WHAT NEEDS TO BE DONE: Leave the pictures out and transcribe every record exactly.

Items from a data source
_ _ _ _ _ _ _
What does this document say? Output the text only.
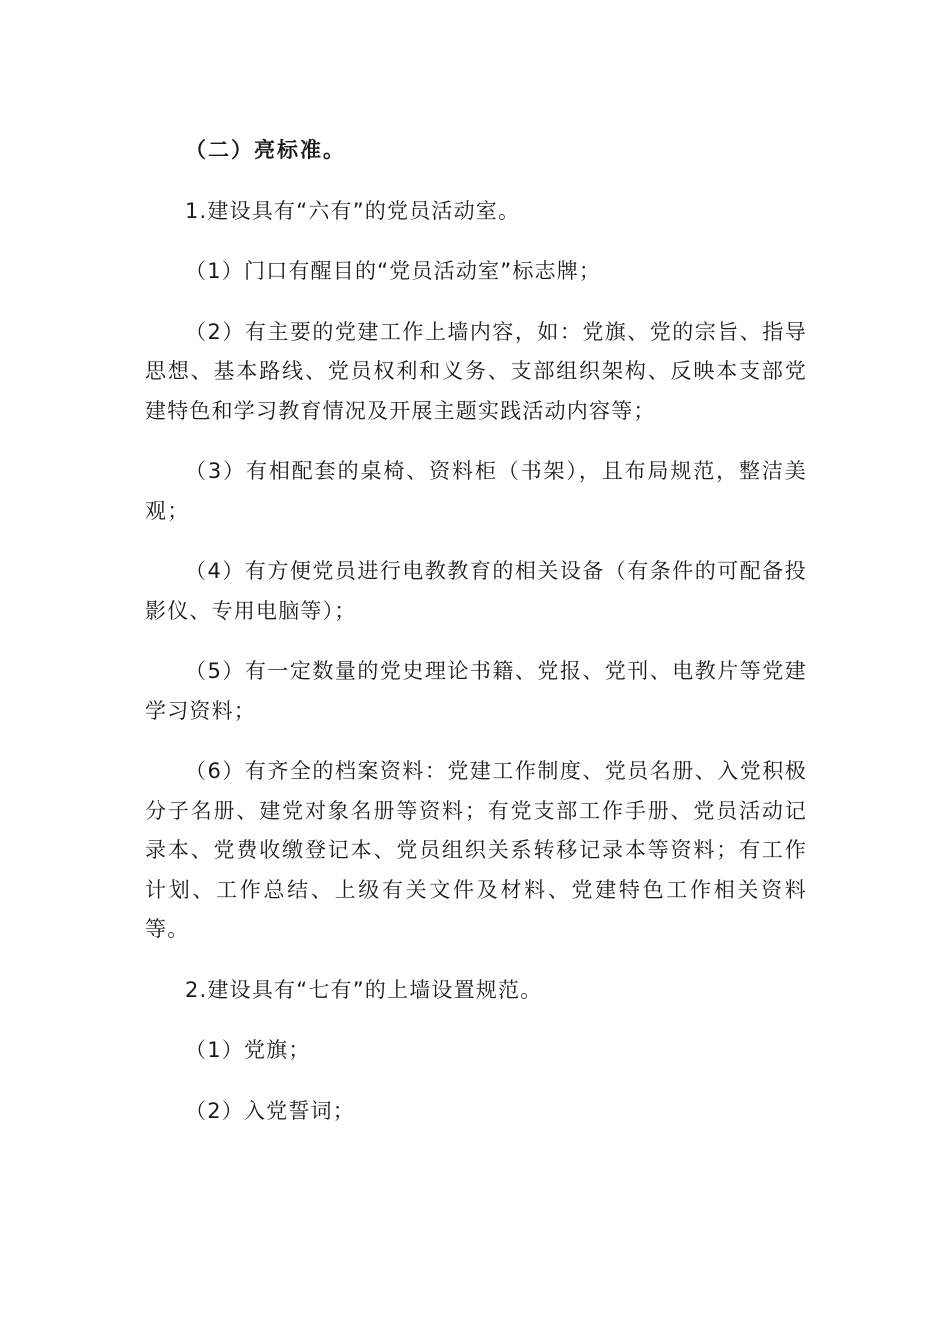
（二）亮标准。
1.建设具有“六有”的党员活动室。
（1）门口有醒目的“党员活动室”标志牌；
（2）有主要的党建工作上墙内容，如：党旗、党的宗旨、指导思想、基本路线、党员权利和义务、支部组织架构、反映本支部党建特色和学习教育情况及开展主题实践活动内容等；
（3）有相配套的桌椅、资料柜（书架），且布局规范，整洁美观；
（4）有方便党员进行电教教育的相关设备（有条件的可配备投影仪、专用电脑等）；
（5）有一定数量的党史理论书籍、党报、党刊、电教片等党建学习资料；
（6）有齐全的档案资料：党建工作制度、党员名册、入党积极分子名册、建党对象名册等资料；有党支部工作手册、党员活动记录本、党费收缴登记本、党员组织关系转移记录本等资料；有工作计划、工作总结、上级有关文件及材料、党建特色工作相关资料等。
2.建设具有“七有”的上墙设置规范。
（1）党旗；
（2）入党誓词；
_ _ _ _ _ _ _
COMPLETE RESPONSE:
What does this document say? Output the text only.
（二）亮标准。
1.建设具有“六有”的党员活动室。
（1）门口有醒目的“党员活动室”标志牌；
（2）有主要的党建工作上墙内容，如：党旗、党的宗旨、指导思想、基本路线、党员权利和义务、支部组织架构、反映本支部党建特色和学习教育情况及开展主题实践活动内容等；
（3）有相配套的桌椅、资料柜（书架），且布局规范，整洁美观；
（4）有方便党员进行电教教育的相关设备（有条件的可配备投影仪、专用电脑等）；
（5）有一定数量的党史理论书籍、党报、党刊、电教片等党建学习资料；
（6）有齐全的档案资料：党建工作制度、党员名册、入党积极分子名册、建党对象名册等资料；有党支部工作手册、党员活动记录本、党费收缴登记本、党员组织关系转移记录本等资料；有工作计划、工作总结、上级有关文件及材料、党建特色工作相关资料等。
2.建设具有“七有”的上墙设置规范。
（1）党旗；
（2）入党誓词；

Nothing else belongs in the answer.